↓

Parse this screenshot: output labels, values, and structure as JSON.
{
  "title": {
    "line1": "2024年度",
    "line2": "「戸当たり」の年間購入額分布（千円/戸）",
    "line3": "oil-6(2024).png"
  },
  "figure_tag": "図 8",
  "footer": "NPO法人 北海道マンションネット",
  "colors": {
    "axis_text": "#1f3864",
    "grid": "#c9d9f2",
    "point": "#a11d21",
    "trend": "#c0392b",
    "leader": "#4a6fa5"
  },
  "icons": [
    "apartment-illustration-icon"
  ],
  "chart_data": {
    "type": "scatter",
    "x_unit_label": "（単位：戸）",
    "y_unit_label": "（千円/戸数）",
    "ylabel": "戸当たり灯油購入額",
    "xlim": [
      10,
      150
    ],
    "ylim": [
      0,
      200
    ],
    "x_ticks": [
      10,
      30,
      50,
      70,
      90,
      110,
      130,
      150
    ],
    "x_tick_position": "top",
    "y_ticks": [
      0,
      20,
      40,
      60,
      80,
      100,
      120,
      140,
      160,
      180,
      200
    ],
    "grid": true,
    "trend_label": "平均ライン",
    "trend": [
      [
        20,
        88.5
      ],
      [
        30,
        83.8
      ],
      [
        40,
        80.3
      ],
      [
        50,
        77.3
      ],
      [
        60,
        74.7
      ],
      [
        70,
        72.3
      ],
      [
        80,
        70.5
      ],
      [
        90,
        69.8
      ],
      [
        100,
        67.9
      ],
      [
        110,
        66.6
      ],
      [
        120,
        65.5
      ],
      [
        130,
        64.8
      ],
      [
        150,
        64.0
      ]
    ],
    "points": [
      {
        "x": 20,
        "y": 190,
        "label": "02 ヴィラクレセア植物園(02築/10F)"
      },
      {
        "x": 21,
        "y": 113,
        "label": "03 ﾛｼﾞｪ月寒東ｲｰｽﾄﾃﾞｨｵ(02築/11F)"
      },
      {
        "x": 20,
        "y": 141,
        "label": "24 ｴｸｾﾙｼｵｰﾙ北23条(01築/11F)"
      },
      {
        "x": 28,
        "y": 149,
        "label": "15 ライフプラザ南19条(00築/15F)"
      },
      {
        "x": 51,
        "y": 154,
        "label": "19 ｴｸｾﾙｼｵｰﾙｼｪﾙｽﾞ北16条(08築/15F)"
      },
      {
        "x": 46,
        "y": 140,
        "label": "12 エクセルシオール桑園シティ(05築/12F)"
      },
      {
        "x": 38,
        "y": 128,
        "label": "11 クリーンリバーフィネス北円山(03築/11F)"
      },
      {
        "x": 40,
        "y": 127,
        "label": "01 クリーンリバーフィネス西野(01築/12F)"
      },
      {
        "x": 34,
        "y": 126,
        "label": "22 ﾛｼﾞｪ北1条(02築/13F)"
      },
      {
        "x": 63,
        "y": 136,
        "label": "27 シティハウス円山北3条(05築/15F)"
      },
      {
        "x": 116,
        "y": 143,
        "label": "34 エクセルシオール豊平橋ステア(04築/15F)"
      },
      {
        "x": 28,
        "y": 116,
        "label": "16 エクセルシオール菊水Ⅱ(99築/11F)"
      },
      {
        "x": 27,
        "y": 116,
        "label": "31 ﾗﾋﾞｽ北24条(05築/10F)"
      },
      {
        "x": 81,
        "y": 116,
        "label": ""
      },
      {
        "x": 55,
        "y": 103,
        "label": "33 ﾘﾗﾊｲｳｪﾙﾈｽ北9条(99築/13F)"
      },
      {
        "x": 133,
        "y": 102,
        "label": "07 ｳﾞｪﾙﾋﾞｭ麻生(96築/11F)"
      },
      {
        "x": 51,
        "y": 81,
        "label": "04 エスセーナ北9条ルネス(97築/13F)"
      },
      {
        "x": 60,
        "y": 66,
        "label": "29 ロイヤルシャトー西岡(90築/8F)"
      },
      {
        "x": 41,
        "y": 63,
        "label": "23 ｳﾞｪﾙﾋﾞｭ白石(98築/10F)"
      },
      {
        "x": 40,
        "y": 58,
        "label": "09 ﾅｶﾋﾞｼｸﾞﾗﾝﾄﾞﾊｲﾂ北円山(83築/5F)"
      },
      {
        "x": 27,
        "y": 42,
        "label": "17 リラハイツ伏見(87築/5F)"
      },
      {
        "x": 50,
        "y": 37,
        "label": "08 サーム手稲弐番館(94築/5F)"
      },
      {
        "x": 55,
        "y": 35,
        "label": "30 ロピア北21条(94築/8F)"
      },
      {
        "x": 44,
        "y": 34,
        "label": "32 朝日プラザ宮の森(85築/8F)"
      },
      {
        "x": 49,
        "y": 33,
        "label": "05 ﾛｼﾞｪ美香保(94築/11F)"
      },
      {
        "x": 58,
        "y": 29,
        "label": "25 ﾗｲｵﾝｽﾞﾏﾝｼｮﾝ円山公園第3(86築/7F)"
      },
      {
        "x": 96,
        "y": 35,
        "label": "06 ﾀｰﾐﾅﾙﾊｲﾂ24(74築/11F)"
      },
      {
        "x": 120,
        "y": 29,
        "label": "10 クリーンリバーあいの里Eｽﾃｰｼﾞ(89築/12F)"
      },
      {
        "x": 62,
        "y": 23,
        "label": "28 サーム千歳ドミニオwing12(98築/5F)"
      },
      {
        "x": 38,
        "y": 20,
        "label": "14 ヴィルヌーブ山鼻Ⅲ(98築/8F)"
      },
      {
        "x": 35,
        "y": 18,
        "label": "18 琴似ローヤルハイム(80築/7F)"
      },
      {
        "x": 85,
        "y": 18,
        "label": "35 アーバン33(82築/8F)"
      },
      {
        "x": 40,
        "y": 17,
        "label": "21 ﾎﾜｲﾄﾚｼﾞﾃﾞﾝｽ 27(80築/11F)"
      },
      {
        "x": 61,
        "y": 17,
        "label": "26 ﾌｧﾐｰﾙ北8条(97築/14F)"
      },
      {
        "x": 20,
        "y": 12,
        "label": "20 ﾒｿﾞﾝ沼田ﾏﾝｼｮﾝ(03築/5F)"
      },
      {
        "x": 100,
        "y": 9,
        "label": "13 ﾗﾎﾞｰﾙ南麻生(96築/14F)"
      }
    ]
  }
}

↑

▸ **Exercise brief**:
Copy the material above verbatim.

▸ **Solution to the exercise**:
Parse this screenshot: output labels, values, and structure as JSON.
{
  "title": {
    "line1": "2024年度",
    "line2": "「戸当たり」の年間購入額分布（千円/戸）",
    "line3": "oil-6(2024).png"
  },
  "figure_tag": "図 8",
  "footer": "NPO法人 北海道マンションネット",
  "colors": {
    "axis_text": "#1f3864",
    "grid": "#c9d9f2",
    "point": "#a11d21",
    "trend": "#c0392b",
    "leader": "#4a6fa5"
  },
  "icons": [
    "apartment-illustration-icon"
  ],
  "chart_data": {
    "type": "scatter",
    "x_unit_label": "（単位：戸）",
    "y_unit_label": "（千円/戸数）",
    "ylabel": "戸当たり灯油購入額",
    "xlim": [
      10,
      150
    ],
    "ylim": [
      0,
      200
    ],
    "x_ticks": [
      10,
      30,
      50,
      70,
      90,
      110,
      130,
      150
    ],
    "x_tick_position": "top",
    "y_ticks": [
      0,
      20,
      40,
      60,
      80,
      100,
      120,
      140,
      160,
      180,
      200
    ],
    "grid": true,
    "trend_label": "平均ライン",
    "trend": [
      [
        20,
        88.5
      ],
      [
        30,
        83.8
      ],
      [
        40,
        80.3
      ],
      [
        50,
        77.3
      ],
      [
        60,
        74.7
      ],
      [
        70,
        72.3
      ],
      [
        80,
        70.5
      ],
      [
        90,
        69.8
      ],
      [
        100,
        67.9
      ],
      [
        110,
        66.6
      ],
      [
        120,
        65.5
      ],
      [
        130,
        64.8
      ],
      [
        150,
        64.0
      ]
    ],
    "points": [
      {
        "x": 20,
        "y": 190,
        "label": "02 ヴィラクレセア植物園(02築/10F)"
      },
      {
        "x": 21,
        "y": 113,
        "label": "03 ﾛｼﾞｪ月寒東ｲｰｽﾄﾃﾞｨｵ(02築/11F)"
      },
      {
        "x": 20,
        "y": 141,
        "label": "24 ｴｸｾﾙｼｵｰﾙ北23条(01築/11F)"
      },
      {
        "x": 28,
        "y": 149,
        "label": "15 ライフプラザ南19条(00築/15F)"
      },
      {
        "x": 51,
        "y": 154,
        "label": "19 ｴｸｾﾙｼｵｰﾙｼｪﾙｽﾞ北16条(08築/15F)"
      },
      {
        "x": 46,
        "y": 140,
        "label": "12 エクセルシオール桑園シティ(05築/12F)"
      },
      {
        "x": 38,
        "y": 128,
        "label": "11 クリーンリバーフィネス北円山(03築/11F)"
      },
      {
        "x": 40,
        "y": 127,
        "label": "01 クリーンリバーフィネス西野(01築/12F)"
      },
      {
        "x": 34,
        "y": 126,
        "label": "22 ﾛｼﾞｪ北1条(02築/13F)"
      },
      {
        "x": 63,
        "y": 136,
        "label": "27 シティハウス円山北3条(05築/15F)"
      },
      {
        "x": 116,
        "y": 143,
        "label": "34 エクセルシオール豊平橋ステア(04築/15F)"
      },
      {
        "x": 28,
        "y": 116,
        "label": "16 エクセルシオール菊水Ⅱ(99築/11F)"
      },
      {
        "x": 27,
        "y": 116,
        "label": "31 ﾗﾋﾞｽ北24条(05築/10F)"
      },
      {
        "x": 81,
        "y": 116,
        "label": ""
      },
      {
        "x": 55,
        "y": 103,
        "label": "33 ﾘﾗﾊｲｳｪﾙﾈｽ北9条(99築/13F)"
      },
      {
        "x": 133,
        "y": 102,
        "label": "07 ｳﾞｪﾙﾋﾞｭ麻生(96築/11F)"
      },
      {
        "x": 51,
        "y": 81,
        "label": "04 エスセーナ北9条ルネス(97築/13F)"
      },
      {
        "x": 60,
        "y": 66,
        "label": "29 ロイヤルシャトー西岡(90築/8F)"
      },
      {
        "x": 41,
        "y": 63,
        "label": "23 ｳﾞｪﾙﾋﾞｭ白石(98築/10F)"
      },
      {
        "x": 40,
        "y": 58,
        "label": "09 ﾅｶﾋﾞｼｸﾞﾗﾝﾄﾞﾊｲﾂ北円山(83築/5F)"
      },
      {
        "x": 27,
        "y": 42,
        "label": "17 リラハイツ伏見(87築/5F)"
      },
      {
        "x": 50,
        "y": 37,
        "label": "08 サーム手稲弐番館(94築/5F)"
      },
      {
        "x": 55,
        "y": 35,
        "label": "30 ロピア北21条(94築/8F)"
      },
      {
        "x": 44,
        "y": 34,
        "label": "32 朝日プラザ宮の森(85築/8F)"
      },
      {
        "x": 49,
        "y": 33,
        "label": "05 ﾛｼﾞｪ美香保(94築/11F)"
      },
      {
        "x": 58,
        "y": 29,
        "label": "25 ﾗｲｵﾝｽﾞﾏﾝｼｮﾝ円山公園第3(86築/7F)"
      },
      {
        "x": 96,
        "y": 35,
        "label": "06 ﾀｰﾐﾅﾙﾊｲﾂ24(74築/11F)"
      },
      {
        "x": 120,
        "y": 29,
        "label": "10 クリーンリバーあいの里Eｽﾃｰｼﾞ(89築/12F)"
      },
      {
        "x": 62,
        "y": 23,
        "label": "28 サーム千歳ドミニオwing12(98築/5F)"
      },
      {
        "x": 38,
        "y": 20,
        "label": "14 ヴィルヌーブ山鼻Ⅲ(98築/8F)"
      },
      {
        "x": 35,
        "y": 18,
        "label": "18 琴似ローヤルハイム(80築/7F)"
      },
      {
        "x": 85,
        "y": 18,
        "label": "35 アーバン33(82築/8F)"
      },
      {
        "x": 40,
        "y": 17,
        "label": "21 ﾎﾜｲﾄﾚｼﾞﾃﾞﾝｽ 27(80築/11F)"
      },
      {
        "x": 61,
        "y": 17,
        "label": "26 ﾌｧﾐｰﾙ北8条(97築/14F)"
      },
      {
        "x": 20,
        "y": 12,
        "label": "20 ﾒｿﾞﾝ沼田ﾏﾝｼｮﾝ(03築/5F)"
      },
      {
        "x": 100,
        "y": 9,
        "label": "13 ﾗﾎﾞｰﾙ南麻生(96築/14F)"
      }
    ]
  }
}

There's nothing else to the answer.